*RECORDS SHOWN*:
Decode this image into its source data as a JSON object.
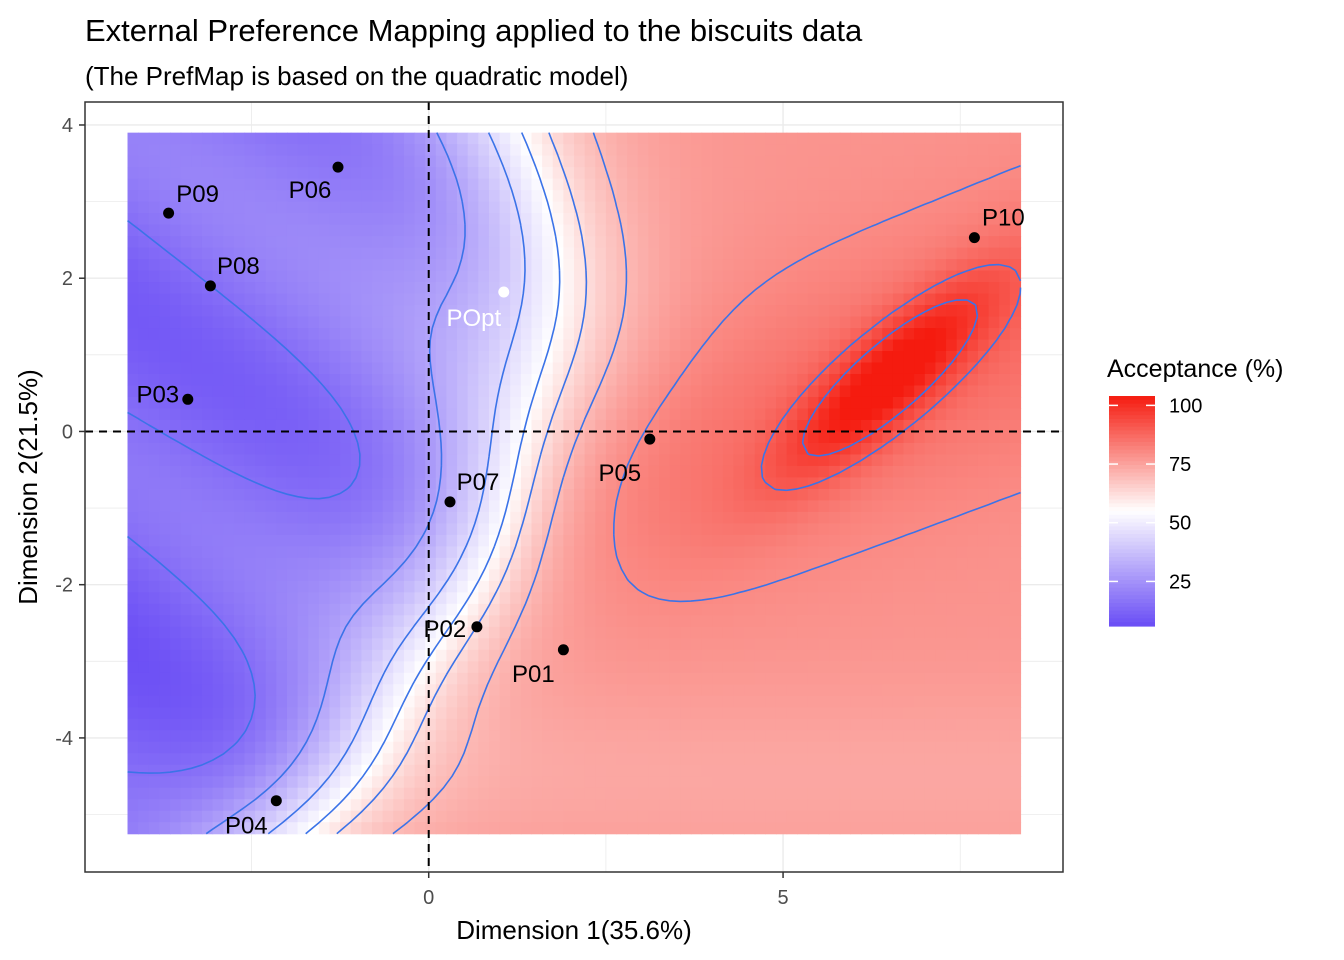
{
  "chart_data": {
    "type": "heatmap",
    "title": "External Preference Mapping applied to the biscuits data",
    "subtitle": "(The PrefMap is based on the quadratic model)",
    "xlabel": "Dimension 1(35.6%)",
    "ylabel": "Dimension 2(21.5%)",
    "xlim": [
      -4.85,
      8.95
    ],
    "ylim": [
      -5.75,
      4.3
    ],
    "x_ticks": [
      0,
      5
    ],
    "x_tick_labels": [
      "0",
      "5"
    ],
    "y_ticks": [
      -4,
      -2,
      0,
      2,
      4
    ],
    "y_tick_labels": [
      "-4",
      "-2",
      "0",
      "2",
      "4"
    ],
    "grid": true,
    "reference_lines": {
      "x": 0,
      "y": 0,
      "style": "dashed"
    },
    "surface": {
      "x_range": [
        -4.25,
        8.35
      ],
      "y_range": [
        -5.25,
        3.9
      ],
      "optimum": {
        "x": 6.5,
        "y": 0.7,
        "value": 101
      },
      "contour_levels": [
        15,
        30,
        45,
        55,
        62,
        70,
        80,
        90,
        97
      ]
    },
    "points": [
      {
        "label": "P01",
        "x": 1.9,
        "y": -2.85,
        "color": "#000000"
      },
      {
        "label": "P02",
        "x": 0.68,
        "y": -2.55,
        "color": "#000000"
      },
      {
        "label": "P03",
        "x": -3.4,
        "y": 0.42,
        "color": "#000000"
      },
      {
        "label": "P04",
        "x": -2.15,
        "y": -4.82,
        "color": "#000000"
      },
      {
        "label": "P05",
        "x": 3.12,
        "y": -0.1,
        "color": "#000000"
      },
      {
        "label": "P06",
        "x": -1.28,
        "y": 3.45,
        "color": "#000000"
      },
      {
        "label": "P07",
        "x": 0.3,
        "y": -0.92,
        "color": "#000000"
      },
      {
        "label": "P08",
        "x": -3.08,
        "y": 1.9,
        "color": "#000000"
      },
      {
        "label": "P09",
        "x": -3.67,
        "y": 2.85,
        "color": "#000000"
      },
      {
        "label": "P10",
        "x": 7.7,
        "y": 2.53,
        "color": "#000000"
      },
      {
        "label": "POpt",
        "x": 1.06,
        "y": 1.82,
        "color": "#ffffff"
      }
    ],
    "legend": {
      "title": "Acceptance (%)",
      "position": "right",
      "range": [
        6,
        104
      ],
      "breaks": [
        25,
        50,
        75,
        100
      ],
      "break_labels": [
        "25",
        "50",
        "75",
        "100"
      ],
      "colors": {
        "low": "#6a4df5",
        "mid": "#ffffff",
        "high": "#f51b0f"
      }
    },
    "colors": {
      "contour": "#3b73e8",
      "grid": "#ebebeb",
      "border": "#333333"
    }
  }
}
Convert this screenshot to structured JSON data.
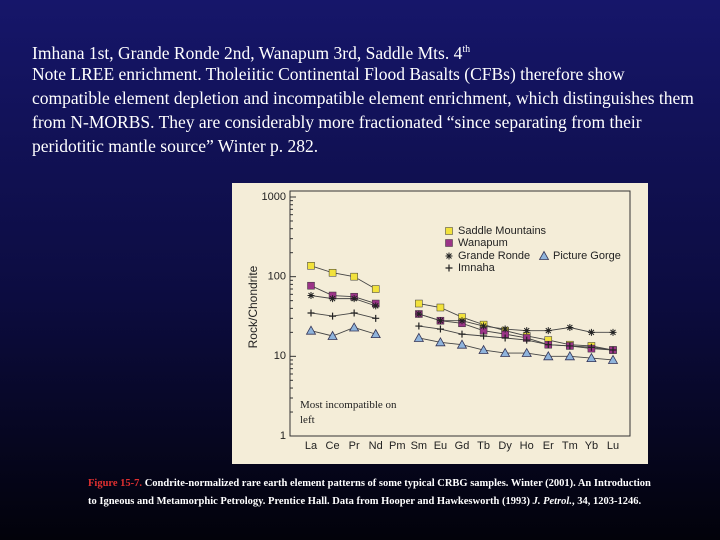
{
  "slide": {
    "heading": "Imhana 1st, Grande Ronde  2nd, Wanapum 3rd, Saddle Mts. 4",
    "heading_sup": "th",
    "note": "Note LREE enrichment. Tholeiitic Continental Flood Basalts (CFBs) therefore show compatible element depletion and incompatible  element enrichment, which distinguishes them from N-MORBS. They are considerably more fractionated “since separating from their peridotitic mantle source” Winter p. 282.",
    "caption": {
      "figure": "Figure 15-7.",
      "text": "Condrite-normalized rare earth element patterns of some typical CRBG samples. Winter (2001). An Introduction to Igneous and Metamorphic Petrology. Prentice Hall.  Data from Hooper and Hawkesworth (1993)",
      "journal": "J. Petrol.",
      "end": ", 34, 1203-1246."
    }
  },
  "chart_data": {
    "type": "line",
    "ylabel": "Rock/Chondrite",
    "annotation": "Most incompatible on left",
    "categories": [
      "La",
      "Ce",
      "Pr",
      "Nd",
      "Pm",
      "Sm",
      "Eu",
      "Gd",
      "Tb",
      "Dy",
      "Ho",
      "Er",
      "Tm",
      "Yb",
      "Lu"
    ],
    "ylim": [
      1,
      1000
    ],
    "yticks": [
      1,
      10,
      100,
      1000
    ],
    "log_scale": true,
    "series": [
      {
        "name": "Saddle Mountains",
        "color": "#f2e23c",
        "marker": "square",
        "values": [
          137,
          112,
          100,
          70,
          null,
          46,
          41,
          31,
          25,
          21,
          18,
          16,
          14,
          13.5,
          12
        ]
      },
      {
        "name": "Wanapum",
        "color": "#9b3487",
        "marker": "square",
        "values": [
          77,
          58,
          56,
          46,
          null,
          34,
          28,
          26,
          21,
          19,
          17,
          14,
          13.5,
          12.5,
          12
        ]
      },
      {
        "name": "Grande Ronde",
        "color": "#222222",
        "marker": "asterisk",
        "values": [
          58,
          53,
          53,
          43,
          null,
          34,
          28,
          28,
          24,
          22,
          21,
          21,
          23,
          20,
          20
        ]
      },
      {
        "name": "Picture Gorge",
        "color": "#8fb4dc",
        "marker": "triangle",
        "values": [
          21,
          18,
          23,
          19,
          null,
          17,
          15,
          14,
          12,
          11,
          11,
          10,
          10,
          9.5,
          9
        ]
      },
      {
        "name": "Imnaha",
        "color": "#222222",
        "marker": "plus",
        "values": [
          35,
          32,
          35,
          30,
          null,
          24,
          22,
          19,
          18,
          17,
          16,
          14,
          13.5,
          13,
          12
        ]
      }
    ]
  }
}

*GOAL*: Copy in full each line that holds the word "this".

*SOLUTION BELOW*:
Decode this image into its source data as a JSON object.
Convert this screenshot to structured JSON data.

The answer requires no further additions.